§ What the exercise asks:
An exact copy of all the data is required, with pictures left out.

§ Supplied entries:
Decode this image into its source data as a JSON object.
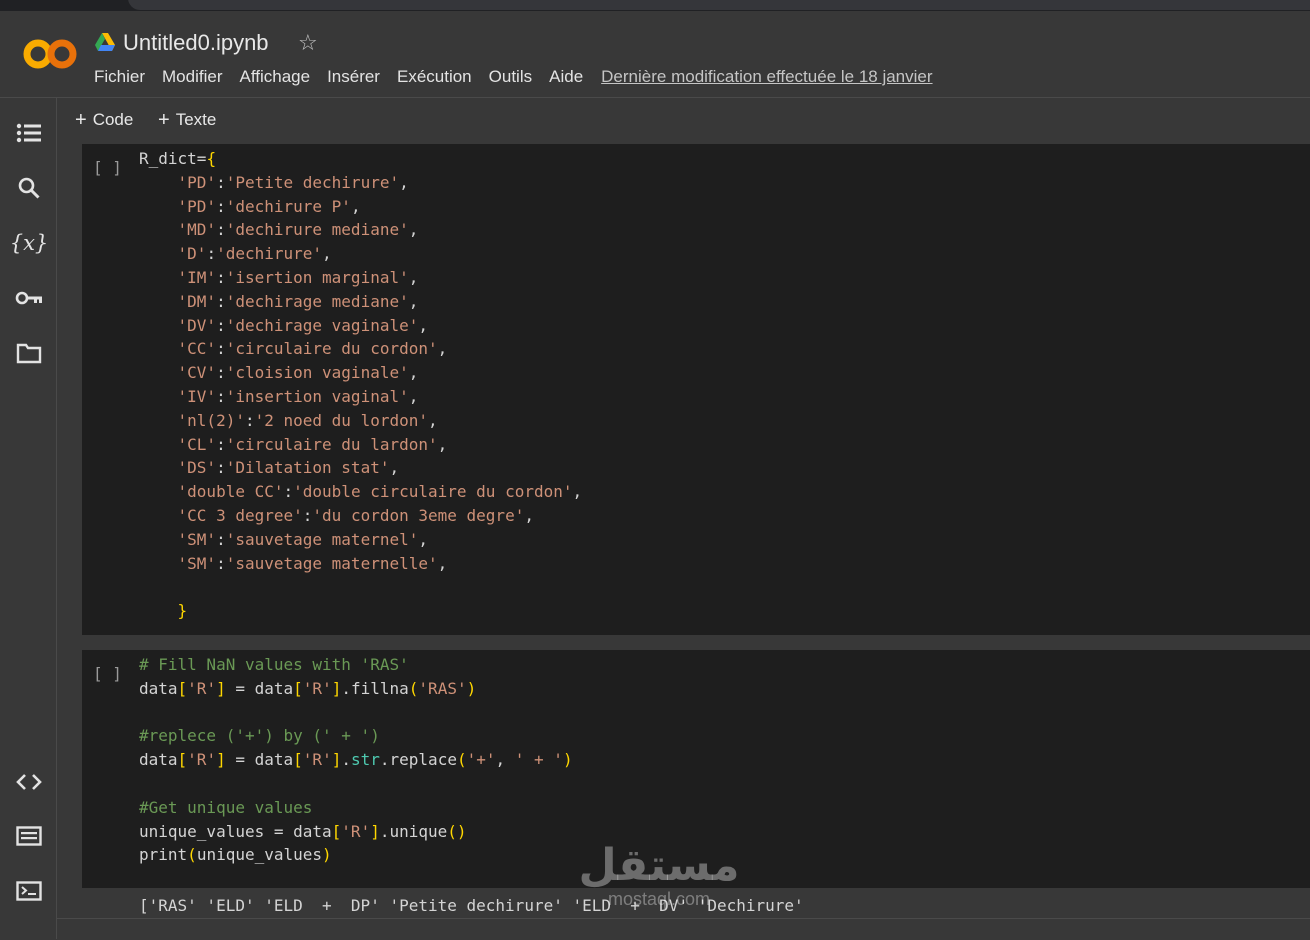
{
  "app": {
    "notebook_title": "Untitled0.ipynb",
    "logo_text": "CO"
  },
  "menu": {
    "items": [
      "Fichier",
      "Modifier",
      "Affichage",
      "Insérer",
      "Exécution",
      "Outils",
      "Aide"
    ],
    "last_edit": "Dernière modification effectuée le 18 janvier"
  },
  "toolbar": {
    "code_label": "Code",
    "text_label": "Texte"
  },
  "sidebar": {
    "icons": [
      "table-of-contents-icon",
      "search-icon",
      "variables-icon",
      "secrets-key-icon",
      "files-folder-icon",
      "code-snippets-icon",
      "command-palette-icon",
      "terminal-icon"
    ]
  },
  "cells": [
    {
      "run_label": "[ ]",
      "lines": [
        "R_dict={",
        "    'PD':'Petite dechirure',",
        "    'PD':'dechirure P',",
        "    'MD':'dechirure mediane',",
        "    'D':'dechirure',",
        "    'IM':'isertion marginal',",
        "    'DM':'dechirage mediane',",
        "    'DV':'dechirage vaginale',",
        "    'CC':'circulaire du cordon',",
        "    'CV':'cloision vaginale',",
        "    'IV':'insertion vaginal',",
        "    'nl(2)':'2 noed du lordon',",
        "    'CL':'circulaire du lardon',",
        "    'DS':'Dilatation stat',",
        "    'double CC':'double circulaire du cordon',",
        "    'CC 3 degree':'du cordon 3eme degre',",
        "    'SM':'sauvetage maternel',",
        "    'SM':'sauvetage maternelle',",
        "",
        "    }"
      ]
    },
    {
      "run_label": "[ ]",
      "lines": [
        "# Fill NaN values with 'RAS'",
        "data['R'] = data['R'].fillna('RAS')",
        "",
        "#replece ('+') by (' + ')",
        "data['R'] = data['R'].str.replace('+', ' + ')",
        "",
        "#Get unique values",
        "unique_values = data['R'].unique()",
        "print(unique_values)"
      ],
      "output": "['RAS' 'ELD' 'ELD  +  DP' 'Petite dechirure' 'ELD  +  DV' 'Dechirure'"
    }
  ],
  "watermark": {
    "arabic": "مستقل",
    "latin": "mostaql.com"
  },
  "colors": {
    "background": "#383838",
    "cell_bg": "#1e1e1e",
    "string": "#ce9178",
    "comment": "#6a9955",
    "bracket": "#ffd700",
    "method": "#4ec9b0"
  }
}
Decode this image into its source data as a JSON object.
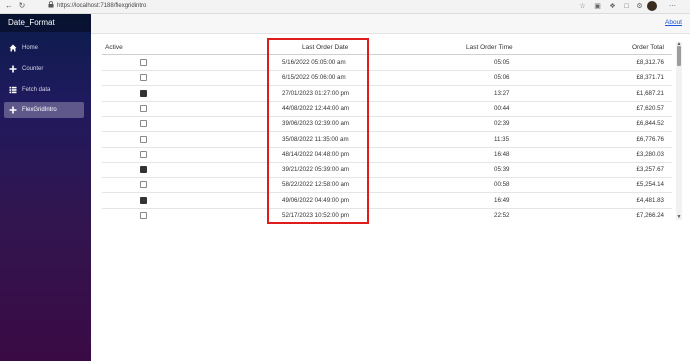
{
  "browser": {
    "url": "https://localhost:7188/flexgridintro",
    "icons": [
      "back-icon",
      "reload-icon",
      "lock-icon",
      "favorites-icon",
      "tab-icon",
      "collections-icon",
      "extensions-icon",
      "settings-icon"
    ]
  },
  "sidebar": {
    "brand": "Date_Format",
    "items": [
      {
        "label": "Home",
        "icon": "home-icon",
        "active": false
      },
      {
        "label": "Counter",
        "icon": "plus-icon",
        "active": false
      },
      {
        "label": "Fetch data",
        "icon": "list-icon",
        "active": false
      },
      {
        "label": "FlexGridIntro",
        "icon": "plus-icon",
        "active": true
      }
    ]
  },
  "topbar": {
    "about": "About"
  },
  "grid": {
    "headers": {
      "active": "Active",
      "last_order_date": "Last Order Date",
      "last_order_time": "Last Order Time",
      "order_total": "Order Total"
    },
    "rows": [
      {
        "active": false,
        "date": "5/16/2022 05:05:00 am",
        "time": "05:05",
        "total": "£8,312.76"
      },
      {
        "active": false,
        "date": "6/15/2022 05:06:00 am",
        "time": "05:06",
        "total": "£8,371.71"
      },
      {
        "active": true,
        "date": "27/01/2023 01:27:00 pm",
        "time": "13:27",
        "total": "£1,687.21"
      },
      {
        "active": false,
        "date": "44/08/2022 12:44:00 am",
        "time": "00:44",
        "total": "£7,620.57"
      },
      {
        "active": false,
        "date": "39/06/2023 02:39:00 am",
        "time": "02:39",
        "total": "£6,844.52"
      },
      {
        "active": false,
        "date": "35/08/2022 11:35:00 am",
        "time": "11:35",
        "total": "£6,776.76"
      },
      {
        "active": false,
        "date": "48/14/2022 04:48:00 pm",
        "time": "16:48",
        "total": "£3,280.03"
      },
      {
        "active": true,
        "date": "39/21/2022 05:39:00 am",
        "time": "05:39",
        "total": "£3,257.67"
      },
      {
        "active": false,
        "date": "58/22/2022 12:58:00 am",
        "time": "00:58",
        "total": "£5,254.14"
      },
      {
        "active": true,
        "date": "49/06/2022 04:49:00 pm",
        "time": "16:49",
        "total": "£4,481.83"
      },
      {
        "active": false,
        "date": "52/17/2023 10:52:00 pm",
        "time": "22:52",
        "total": "£7,266.24"
      }
    ]
  },
  "colors": {
    "highlight": "#e01b1b",
    "link": "#1a56db"
  }
}
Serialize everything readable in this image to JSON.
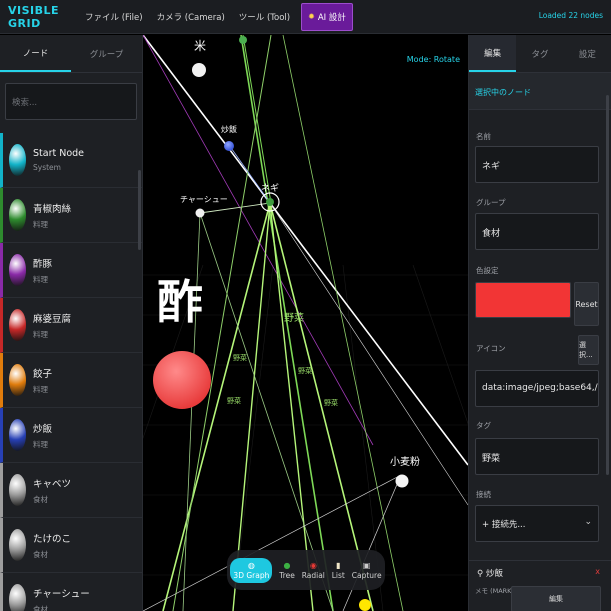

§ The answer:
Decode this image into its source data as a JSON object.
{
  "app": {
    "notebook_title": "Untitled0.ipynb",
    "logo_text": "CO"
  },
  "menu": {
    "items": [
      "Fichier",
      "Modifier",
      "Affichage",
      "Insérer",
      "Exécution",
      "Outils",
      "Aide"
    ],
    "last_edit": "Dernière modification effectuée le 18 janvier"
  },
  "toolbar": {
    "code_label": "Code",
    "text_label": "Texte"
  },
  "sidebar": {
    "icons": [
      "table-of-contents-icon",
      "search-icon",
      "variables-icon",
      "secrets-key-icon",
      "files-folder-icon",
      "code-snippets-icon",
      "command-palette-icon",
      "terminal-icon"
    ]
  },
  "cells": [
    {
      "run_label": "[ ]",
      "lines": [
        "R_dict={",
        "    'PD':'Petite dechirure',",
        "    'PD':'dechirure P',",
        "    'MD':'dechirure mediane',",
        "    'D':'dechirure',",
        "    'IM':'isertion marginal',",
        "    'DM':'dechirage mediane',",
        "    'DV':'dechirage vaginale',",
        "    'CC':'circulaire du cordon',",
        "    'CV':'cloision vaginale',",
        "    'IV':'insertion vaginal',",
        "    'nl(2)':'2 noed du lordon',",
        "    'CL':'circulaire du lardon',",
        "    'DS':'Dilatation stat',",
        "    'double CC':'double circulaire du cordon',",
        "    'CC 3 degree':'du cordon 3eme degre',",
        "    'SM':'sauvetage maternel',",
        "    'SM':'sauvetage maternelle',",
        "",
        "    }"
      ]
    },
    {
      "run_label": "[ ]",
      "lines": [
        "# Fill NaN values with 'RAS'",
        "data['R'] = data['R'].fillna('RAS')",
        "",
        "#replece ('+') by (' + ')",
        "data['R'] = data['R'].str.replace('+', ' + ')",
        "",
        "#Get unique values",
        "unique_values = data['R'].unique()",
        "print(unique_values)"
      ],
      "output": "['RAS' 'ELD' 'ELD  +  DP' 'Petite dechirure' 'ELD  +  DV' 'Dechirure'"
    }
  ],
  "watermark": {
    "arabic": "مستقل",
    "latin": "mostaql.com"
  },
  "colors": {
    "background": "#383838",
    "cell_bg": "#1e1e1e",
    "string": "#ce9178",
    "comment": "#6a9955",
    "bracket": "#ffd700",
    "method": "#4ec9b0"
  }
}
Decode this image into its source data as a JSON object.
{
  "browser": {
    "url": "https://localhost:7188/flexgridintro",
    "icons": [
      "back-icon",
      "reload-icon",
      "lock-icon",
      "favorites-icon",
      "tab-icon",
      "collections-icon",
      "extensions-icon",
      "settings-icon"
    ]
  },
  "sidebar": {
    "brand": "Date_Format",
    "items": [
      {
        "label": "Home",
        "icon": "home-icon",
        "active": false
      },
      {
        "label": "Counter",
        "icon": "plus-icon",
        "active": false
      },
      {
        "label": "Fetch data",
        "icon": "list-icon",
        "active": false
      },
      {
        "label": "FlexGridIntro",
        "icon": "plus-icon",
        "active": true
      }
    ]
  },
  "topbar": {
    "about": "About"
  },
  "grid": {
    "headers": {
      "active": "Active",
      "last_order_date": "Last Order Date",
      "last_order_time": "Last Order Time",
      "order_total": "Order Total"
    },
    "rows": [
      {
        "active": false,
        "date": "5/16/2022 05:05:00 am",
        "time": "05:05",
        "total": "£8,312.76"
      },
      {
        "active": false,
        "date": "6/15/2022 05:06:00 am",
        "time": "05:06",
        "total": "£8,371.71"
      },
      {
        "active": true,
        "date": "27/01/2023 01:27:00 pm",
        "time": "13:27",
        "total": "£1,687.21"
      },
      {
        "active": false,
        "date": "44/08/2022 12:44:00 am",
        "time": "00:44",
        "total": "£7,620.57"
      },
      {
        "active": false,
        "date": "39/06/2023 02:39:00 am",
        "time": "02:39",
        "total": "£6,844.52"
      },
      {
        "active": false,
        "date": "35/08/2022 11:35:00 am",
        "time": "11:35",
        "total": "£6,776.76"
      },
      {
        "active": false,
        "date": "48/14/2022 04:48:00 pm",
        "time": "16:48",
        "total": "£3,280.03"
      },
      {
        "active": true,
        "date": "39/21/2022 05:39:00 am",
        "time": "05:39",
        "total": "£3,257.67"
      },
      {
        "active": false,
        "date": "58/22/2022 12:58:00 am",
        "time": "00:58",
        "total": "£5,254.14"
      },
      {
        "active": true,
        "date": "49/06/2022 04:49:00 pm",
        "time": "16:49",
        "total": "£4,481.83"
      },
      {
        "active": false,
        "date": "52/17/2023 10:52:00 pm",
        "time": "22:52",
        "total": "£7,266.24"
      }
    ]
  },
  "colors": {
    "highlight": "#e01b1b",
    "link": "#1a56db"
  }
}
Serialize everything readable in this image to JSON.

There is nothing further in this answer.